» **Dataset**:
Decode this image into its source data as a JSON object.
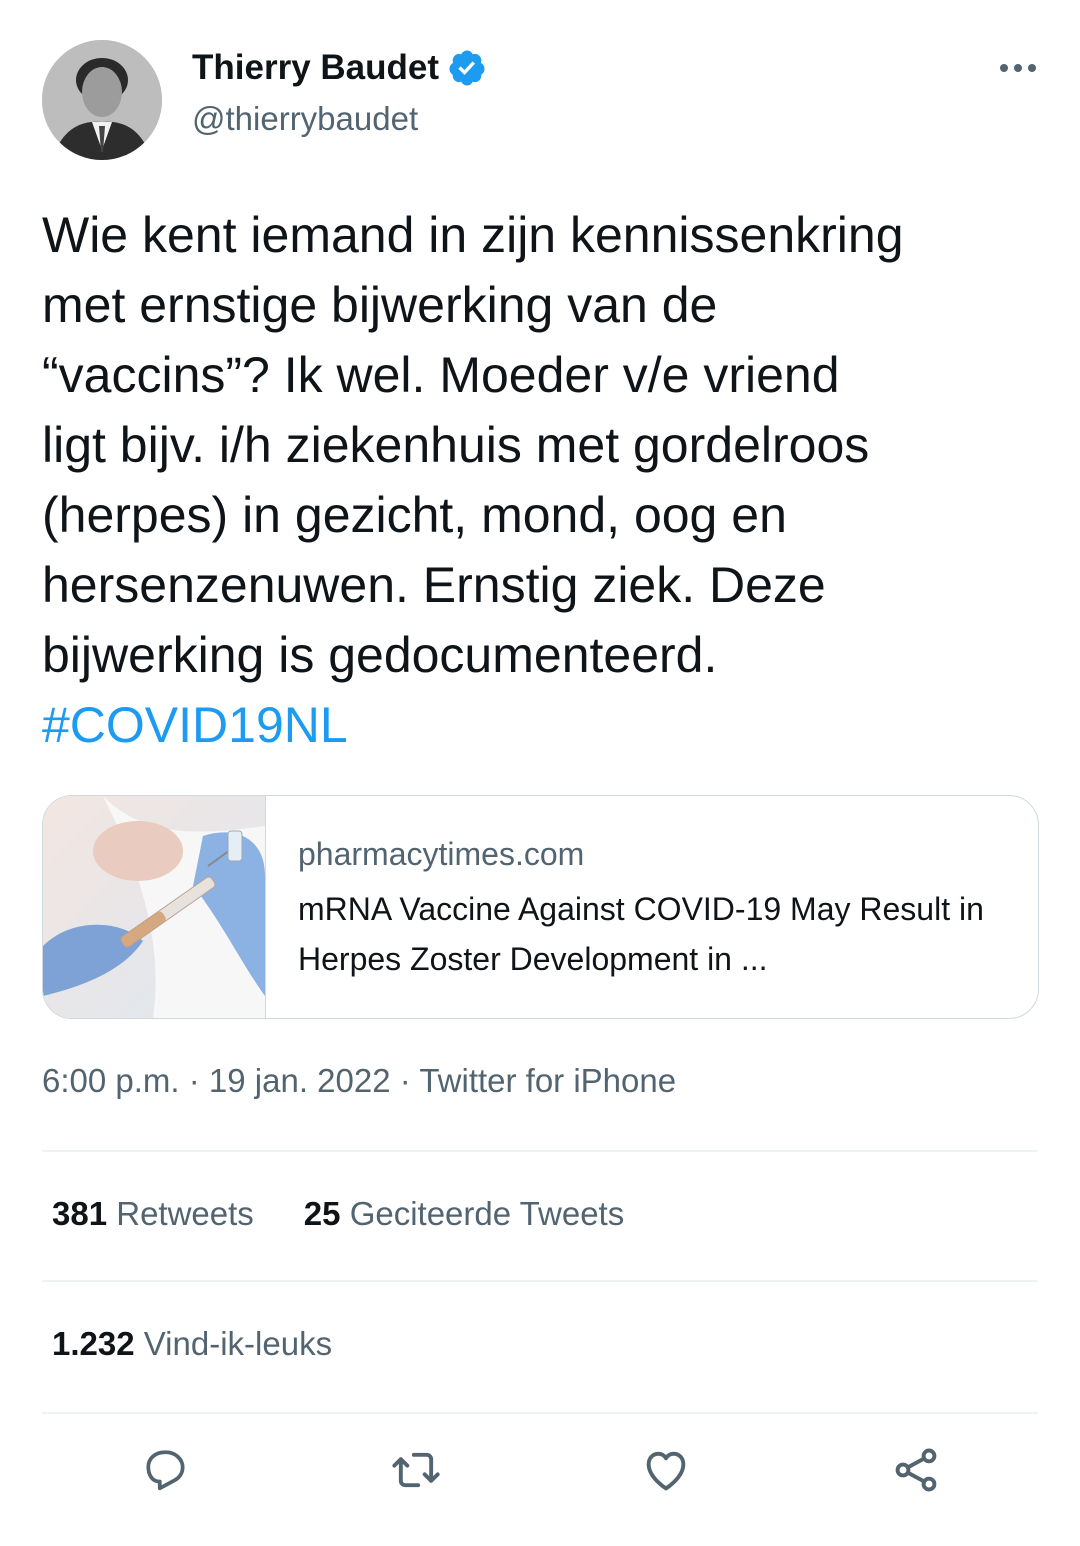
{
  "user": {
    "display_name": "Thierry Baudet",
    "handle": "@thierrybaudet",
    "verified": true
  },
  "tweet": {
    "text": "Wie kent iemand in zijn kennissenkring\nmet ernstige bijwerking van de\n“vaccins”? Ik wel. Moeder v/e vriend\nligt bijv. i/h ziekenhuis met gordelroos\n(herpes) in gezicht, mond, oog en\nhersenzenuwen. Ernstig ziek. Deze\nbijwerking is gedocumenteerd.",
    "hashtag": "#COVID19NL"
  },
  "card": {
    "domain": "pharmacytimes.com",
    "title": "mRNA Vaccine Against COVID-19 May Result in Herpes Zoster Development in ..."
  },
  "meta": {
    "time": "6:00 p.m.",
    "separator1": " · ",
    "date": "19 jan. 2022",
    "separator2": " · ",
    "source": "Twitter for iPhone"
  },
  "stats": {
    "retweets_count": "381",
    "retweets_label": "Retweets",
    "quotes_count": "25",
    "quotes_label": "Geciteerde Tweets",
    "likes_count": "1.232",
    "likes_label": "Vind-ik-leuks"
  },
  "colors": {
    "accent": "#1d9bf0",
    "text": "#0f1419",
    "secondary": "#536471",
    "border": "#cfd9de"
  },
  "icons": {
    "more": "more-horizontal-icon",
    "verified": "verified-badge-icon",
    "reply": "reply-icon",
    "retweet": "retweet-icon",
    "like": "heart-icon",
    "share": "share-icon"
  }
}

...

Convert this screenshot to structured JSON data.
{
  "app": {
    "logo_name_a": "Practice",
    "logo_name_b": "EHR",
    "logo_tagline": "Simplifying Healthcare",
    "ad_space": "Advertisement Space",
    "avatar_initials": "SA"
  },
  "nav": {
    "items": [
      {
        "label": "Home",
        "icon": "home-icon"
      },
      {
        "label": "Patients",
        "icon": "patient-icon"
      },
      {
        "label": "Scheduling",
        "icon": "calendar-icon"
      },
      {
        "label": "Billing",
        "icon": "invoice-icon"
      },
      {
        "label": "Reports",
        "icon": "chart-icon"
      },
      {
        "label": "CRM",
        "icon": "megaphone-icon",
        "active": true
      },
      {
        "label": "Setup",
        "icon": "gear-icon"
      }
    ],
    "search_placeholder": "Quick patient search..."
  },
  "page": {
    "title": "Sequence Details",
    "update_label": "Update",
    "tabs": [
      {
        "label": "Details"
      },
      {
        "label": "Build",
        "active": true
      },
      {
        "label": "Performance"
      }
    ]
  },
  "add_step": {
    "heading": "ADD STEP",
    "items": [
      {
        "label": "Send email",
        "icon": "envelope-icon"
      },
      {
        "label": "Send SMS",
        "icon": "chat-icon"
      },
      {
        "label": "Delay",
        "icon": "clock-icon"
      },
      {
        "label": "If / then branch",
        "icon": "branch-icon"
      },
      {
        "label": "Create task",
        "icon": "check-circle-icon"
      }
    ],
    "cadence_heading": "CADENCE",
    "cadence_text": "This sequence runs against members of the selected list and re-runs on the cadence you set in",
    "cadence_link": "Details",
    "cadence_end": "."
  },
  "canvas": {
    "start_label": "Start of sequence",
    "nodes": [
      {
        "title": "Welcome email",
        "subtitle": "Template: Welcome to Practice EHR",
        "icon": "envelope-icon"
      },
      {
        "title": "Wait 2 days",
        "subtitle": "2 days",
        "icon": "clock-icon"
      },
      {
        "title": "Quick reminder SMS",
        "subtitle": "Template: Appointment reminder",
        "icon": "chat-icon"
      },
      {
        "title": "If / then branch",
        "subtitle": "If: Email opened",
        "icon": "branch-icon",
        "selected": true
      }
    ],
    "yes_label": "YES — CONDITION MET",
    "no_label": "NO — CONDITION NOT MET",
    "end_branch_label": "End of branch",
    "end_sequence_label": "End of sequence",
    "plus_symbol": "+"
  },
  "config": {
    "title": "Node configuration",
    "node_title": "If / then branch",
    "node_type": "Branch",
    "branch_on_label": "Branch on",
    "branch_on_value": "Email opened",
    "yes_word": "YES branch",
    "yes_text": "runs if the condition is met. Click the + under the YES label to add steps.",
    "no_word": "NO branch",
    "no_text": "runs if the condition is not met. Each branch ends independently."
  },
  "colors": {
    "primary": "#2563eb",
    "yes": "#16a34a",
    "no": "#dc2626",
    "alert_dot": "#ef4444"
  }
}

» **Problem description**:
Filter the listing above down to the lines that contain the word "Quick".

» **Answer to this task**:
    "search_placeholder": "Quick patient search..."
        "title": "Quick reminder SMS",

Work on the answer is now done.